| Short task |
Look for the string "true" in every line, and copy each line that has it.

━━━━━━━━━━━━━━━━━━━━

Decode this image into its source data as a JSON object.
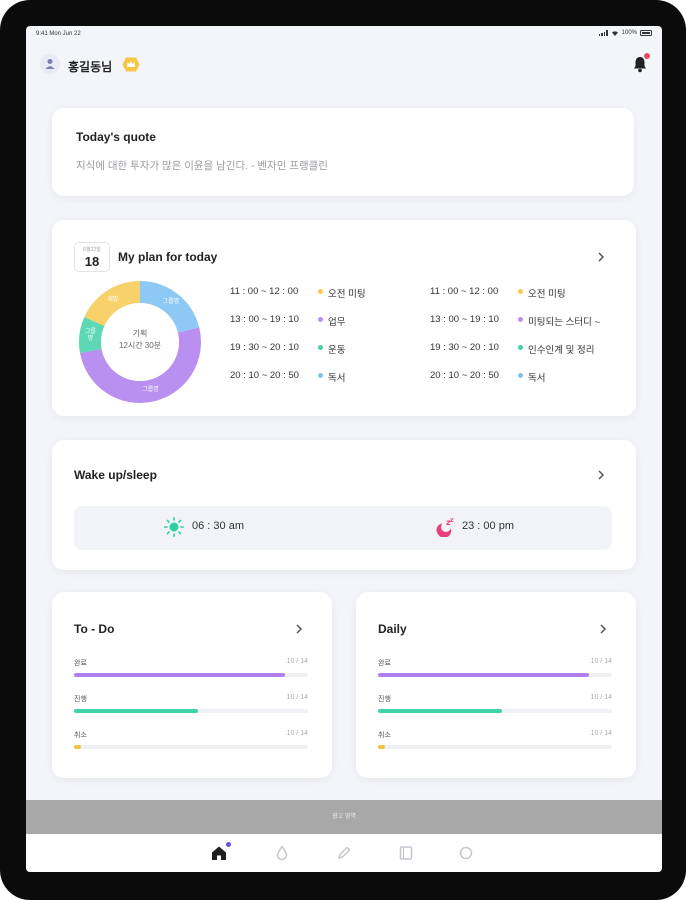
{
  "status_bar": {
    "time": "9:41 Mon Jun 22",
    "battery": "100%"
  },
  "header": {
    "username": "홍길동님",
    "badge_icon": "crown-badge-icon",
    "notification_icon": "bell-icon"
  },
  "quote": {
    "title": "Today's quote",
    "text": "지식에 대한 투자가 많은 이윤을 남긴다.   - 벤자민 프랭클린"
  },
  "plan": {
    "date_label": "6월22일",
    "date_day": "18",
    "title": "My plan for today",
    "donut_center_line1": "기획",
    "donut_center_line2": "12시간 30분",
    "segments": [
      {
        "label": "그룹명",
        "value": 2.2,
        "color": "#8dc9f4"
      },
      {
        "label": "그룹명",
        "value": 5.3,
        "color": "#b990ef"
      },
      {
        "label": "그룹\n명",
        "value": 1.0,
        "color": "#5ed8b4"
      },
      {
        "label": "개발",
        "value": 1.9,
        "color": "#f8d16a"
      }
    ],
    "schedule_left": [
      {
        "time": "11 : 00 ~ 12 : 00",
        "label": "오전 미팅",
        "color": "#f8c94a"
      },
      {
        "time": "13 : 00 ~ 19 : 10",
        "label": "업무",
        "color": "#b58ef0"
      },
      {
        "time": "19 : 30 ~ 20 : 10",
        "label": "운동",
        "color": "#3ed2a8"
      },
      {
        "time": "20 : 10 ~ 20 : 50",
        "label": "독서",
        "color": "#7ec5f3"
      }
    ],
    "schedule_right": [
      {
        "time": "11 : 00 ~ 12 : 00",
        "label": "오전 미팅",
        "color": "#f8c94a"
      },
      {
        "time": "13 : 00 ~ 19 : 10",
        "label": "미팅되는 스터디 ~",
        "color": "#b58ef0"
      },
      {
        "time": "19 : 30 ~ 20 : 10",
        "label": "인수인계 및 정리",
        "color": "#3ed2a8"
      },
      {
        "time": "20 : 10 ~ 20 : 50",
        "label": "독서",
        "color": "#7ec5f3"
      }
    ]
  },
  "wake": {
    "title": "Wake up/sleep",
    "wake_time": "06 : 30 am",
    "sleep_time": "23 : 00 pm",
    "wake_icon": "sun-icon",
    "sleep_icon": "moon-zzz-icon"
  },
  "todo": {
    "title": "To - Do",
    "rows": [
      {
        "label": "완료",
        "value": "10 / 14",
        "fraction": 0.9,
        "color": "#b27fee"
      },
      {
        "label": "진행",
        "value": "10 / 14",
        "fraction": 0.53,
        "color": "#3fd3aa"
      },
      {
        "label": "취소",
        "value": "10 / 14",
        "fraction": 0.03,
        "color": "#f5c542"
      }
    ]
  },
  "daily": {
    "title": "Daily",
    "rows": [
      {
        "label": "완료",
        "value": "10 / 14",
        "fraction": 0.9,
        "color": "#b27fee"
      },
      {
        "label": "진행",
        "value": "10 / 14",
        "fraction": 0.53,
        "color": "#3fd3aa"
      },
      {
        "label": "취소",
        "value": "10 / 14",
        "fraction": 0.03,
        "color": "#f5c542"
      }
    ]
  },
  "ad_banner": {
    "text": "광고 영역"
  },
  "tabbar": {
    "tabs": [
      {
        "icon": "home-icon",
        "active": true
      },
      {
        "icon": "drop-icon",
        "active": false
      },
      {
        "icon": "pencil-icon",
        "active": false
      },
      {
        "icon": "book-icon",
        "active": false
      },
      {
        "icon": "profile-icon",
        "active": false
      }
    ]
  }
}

━━━━━━━━━━━━━━━━━━━━

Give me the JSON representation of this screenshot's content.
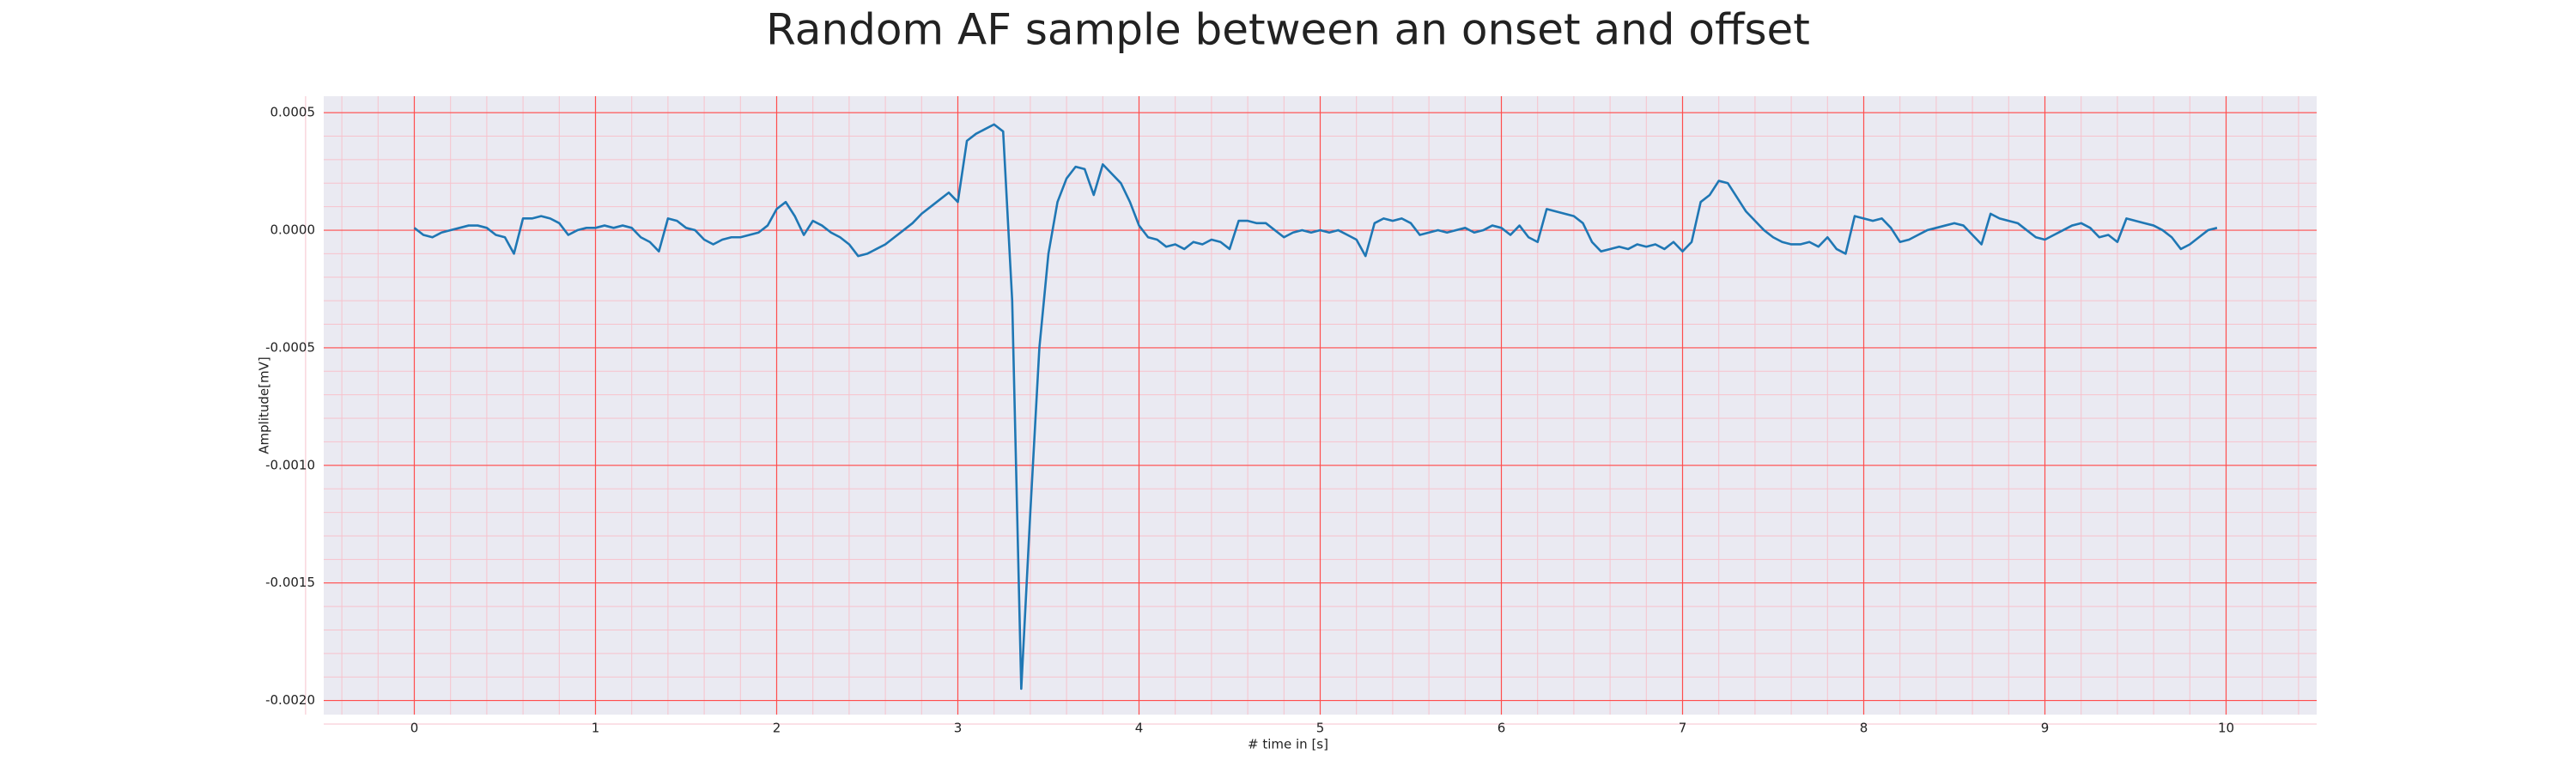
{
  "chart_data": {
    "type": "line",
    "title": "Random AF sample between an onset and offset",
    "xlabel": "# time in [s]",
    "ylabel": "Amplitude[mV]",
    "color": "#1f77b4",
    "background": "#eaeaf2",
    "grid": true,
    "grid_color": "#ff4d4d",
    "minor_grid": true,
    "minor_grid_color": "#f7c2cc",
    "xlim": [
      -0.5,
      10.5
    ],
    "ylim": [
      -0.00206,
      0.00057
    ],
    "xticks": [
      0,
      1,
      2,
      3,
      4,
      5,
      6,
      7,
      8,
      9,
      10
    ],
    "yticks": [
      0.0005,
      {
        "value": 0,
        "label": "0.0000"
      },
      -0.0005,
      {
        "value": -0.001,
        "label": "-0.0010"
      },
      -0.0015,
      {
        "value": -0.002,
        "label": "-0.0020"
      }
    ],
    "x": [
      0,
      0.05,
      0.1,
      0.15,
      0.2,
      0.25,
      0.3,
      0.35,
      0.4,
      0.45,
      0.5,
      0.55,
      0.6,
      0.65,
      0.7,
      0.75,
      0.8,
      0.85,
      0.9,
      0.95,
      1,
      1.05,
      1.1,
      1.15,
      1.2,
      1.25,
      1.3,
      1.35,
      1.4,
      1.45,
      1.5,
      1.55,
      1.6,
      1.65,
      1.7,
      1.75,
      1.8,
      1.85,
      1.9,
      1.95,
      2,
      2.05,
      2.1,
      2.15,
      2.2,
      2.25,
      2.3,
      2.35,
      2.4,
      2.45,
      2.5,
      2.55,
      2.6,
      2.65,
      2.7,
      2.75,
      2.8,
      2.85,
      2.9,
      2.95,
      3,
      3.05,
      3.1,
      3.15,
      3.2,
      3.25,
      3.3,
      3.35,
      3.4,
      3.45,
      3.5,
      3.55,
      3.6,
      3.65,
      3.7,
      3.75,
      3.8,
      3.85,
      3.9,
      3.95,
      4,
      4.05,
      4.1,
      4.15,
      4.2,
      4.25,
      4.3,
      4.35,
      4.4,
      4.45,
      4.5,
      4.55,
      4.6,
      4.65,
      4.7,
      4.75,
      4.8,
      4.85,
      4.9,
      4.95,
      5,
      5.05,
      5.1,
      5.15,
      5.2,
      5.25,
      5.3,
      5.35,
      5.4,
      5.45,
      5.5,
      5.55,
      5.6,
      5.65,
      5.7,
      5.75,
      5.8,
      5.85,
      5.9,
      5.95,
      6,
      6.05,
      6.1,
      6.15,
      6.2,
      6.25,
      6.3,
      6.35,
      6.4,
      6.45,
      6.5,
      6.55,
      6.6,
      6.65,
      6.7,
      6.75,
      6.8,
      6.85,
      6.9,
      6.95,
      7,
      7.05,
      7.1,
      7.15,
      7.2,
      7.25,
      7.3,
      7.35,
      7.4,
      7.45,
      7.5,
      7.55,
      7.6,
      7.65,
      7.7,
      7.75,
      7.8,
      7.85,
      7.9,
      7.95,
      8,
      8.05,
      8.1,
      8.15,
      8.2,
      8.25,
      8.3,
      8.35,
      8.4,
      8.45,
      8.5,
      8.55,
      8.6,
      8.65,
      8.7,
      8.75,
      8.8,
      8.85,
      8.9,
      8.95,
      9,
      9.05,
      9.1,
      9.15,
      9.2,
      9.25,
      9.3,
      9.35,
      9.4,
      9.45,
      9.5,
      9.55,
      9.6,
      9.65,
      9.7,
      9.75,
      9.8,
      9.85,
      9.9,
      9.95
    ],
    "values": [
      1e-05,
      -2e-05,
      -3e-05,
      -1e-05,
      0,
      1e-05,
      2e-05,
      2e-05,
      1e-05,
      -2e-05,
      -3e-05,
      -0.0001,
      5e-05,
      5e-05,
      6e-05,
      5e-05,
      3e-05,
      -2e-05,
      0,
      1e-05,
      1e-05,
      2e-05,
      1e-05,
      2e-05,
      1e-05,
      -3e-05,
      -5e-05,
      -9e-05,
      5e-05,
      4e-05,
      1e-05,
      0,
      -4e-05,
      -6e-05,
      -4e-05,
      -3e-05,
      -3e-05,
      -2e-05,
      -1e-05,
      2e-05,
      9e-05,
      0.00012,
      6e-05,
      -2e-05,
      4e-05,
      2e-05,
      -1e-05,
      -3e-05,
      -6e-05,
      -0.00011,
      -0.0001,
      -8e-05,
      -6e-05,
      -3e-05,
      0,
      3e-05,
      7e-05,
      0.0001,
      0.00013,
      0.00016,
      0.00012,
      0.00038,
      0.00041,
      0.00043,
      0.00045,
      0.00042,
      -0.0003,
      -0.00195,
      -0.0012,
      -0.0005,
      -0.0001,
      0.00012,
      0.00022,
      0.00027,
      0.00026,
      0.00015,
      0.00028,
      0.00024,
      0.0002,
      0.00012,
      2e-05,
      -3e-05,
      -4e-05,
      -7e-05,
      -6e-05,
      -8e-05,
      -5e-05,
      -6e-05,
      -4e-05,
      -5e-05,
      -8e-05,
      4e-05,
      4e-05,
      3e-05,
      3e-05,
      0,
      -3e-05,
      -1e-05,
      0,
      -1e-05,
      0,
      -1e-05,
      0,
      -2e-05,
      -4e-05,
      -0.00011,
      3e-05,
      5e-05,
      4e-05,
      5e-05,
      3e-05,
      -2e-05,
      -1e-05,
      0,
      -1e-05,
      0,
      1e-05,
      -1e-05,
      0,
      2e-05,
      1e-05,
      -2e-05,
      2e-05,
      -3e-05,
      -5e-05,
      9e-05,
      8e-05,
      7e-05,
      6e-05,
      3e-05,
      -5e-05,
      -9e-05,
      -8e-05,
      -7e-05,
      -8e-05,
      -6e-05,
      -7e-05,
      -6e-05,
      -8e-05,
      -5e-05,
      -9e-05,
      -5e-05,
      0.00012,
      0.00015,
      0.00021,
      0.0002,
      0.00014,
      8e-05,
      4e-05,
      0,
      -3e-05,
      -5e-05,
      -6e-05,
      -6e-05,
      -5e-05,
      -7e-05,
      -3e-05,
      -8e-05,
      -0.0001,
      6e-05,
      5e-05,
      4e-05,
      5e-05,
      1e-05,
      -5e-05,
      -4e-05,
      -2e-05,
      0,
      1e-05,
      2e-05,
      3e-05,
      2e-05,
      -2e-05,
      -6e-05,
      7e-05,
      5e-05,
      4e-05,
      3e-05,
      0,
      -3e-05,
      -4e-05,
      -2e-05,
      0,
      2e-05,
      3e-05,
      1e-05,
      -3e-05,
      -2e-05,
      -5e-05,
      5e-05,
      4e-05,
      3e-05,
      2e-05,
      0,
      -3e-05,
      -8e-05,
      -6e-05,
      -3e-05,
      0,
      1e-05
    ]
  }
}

━━━━━━━━━━━━━━━━━━━━

| Final result |
        "active": true
    "grid": true,
    "minor_grid": true,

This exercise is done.